*Task objective*
State how many lines contain the string "Gabinete", and write nothing else.

[Dataset items]
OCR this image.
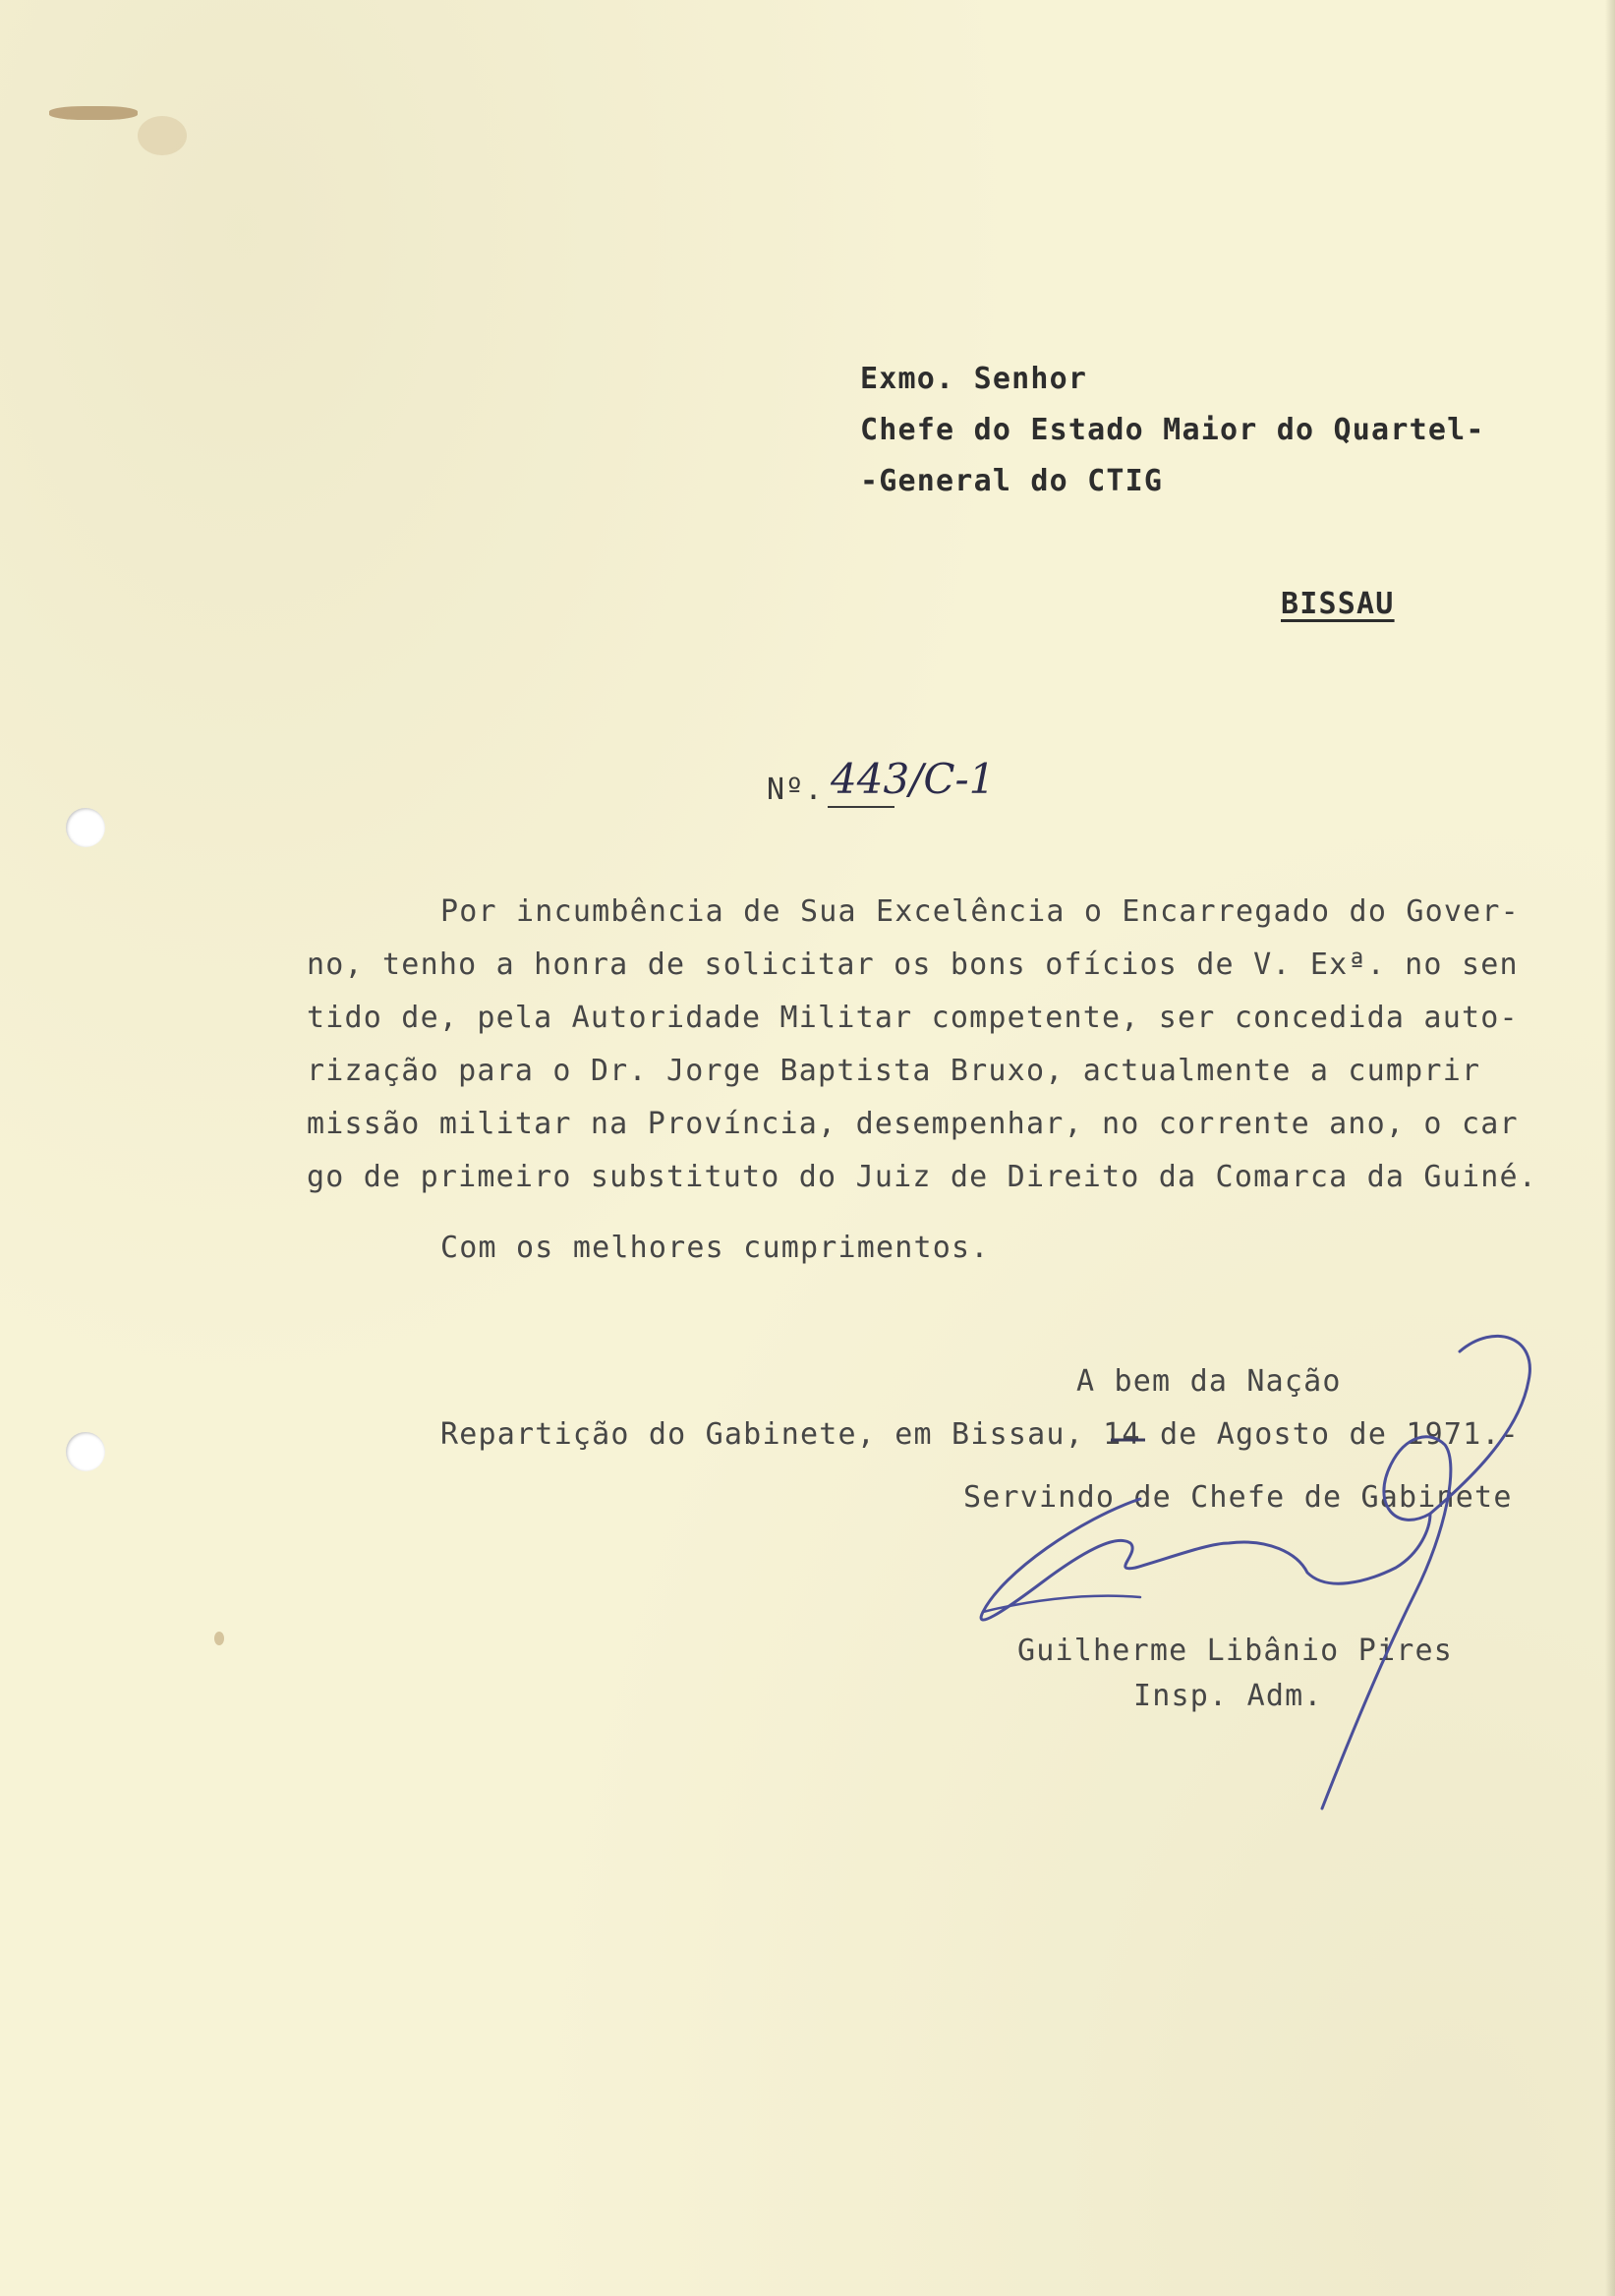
Exmo. Senhor
Chefe do Estado Maior do Quartel-
-General do CTIG
BISSAU
Nº. 443/C-1
Por incumbência de Sua Excelência o Encarregado do Gover-
no, tenho a honra de solicitar os bons ofícios de V. Exª. no sen
tido de, pela Autoridade Militar competente, ser concedida auto-
rização para o Dr. Jorge Baptista Bruxo, actualmente a cumprir
missão militar na Província, desempenhar, no corrente ano, o car
go de primeiro substituto do Juiz de Direito da Comarca da Guiné.
Com os melhores cumprimentos.
A bem da Nação
Repartição do Gabinete, em Bissau, 14 de Agosto de 1971.-
Servindo de Chefe de Gabinete
Guilherme Libânio Pires
Insp. Adm.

*Answer for this exercise*
2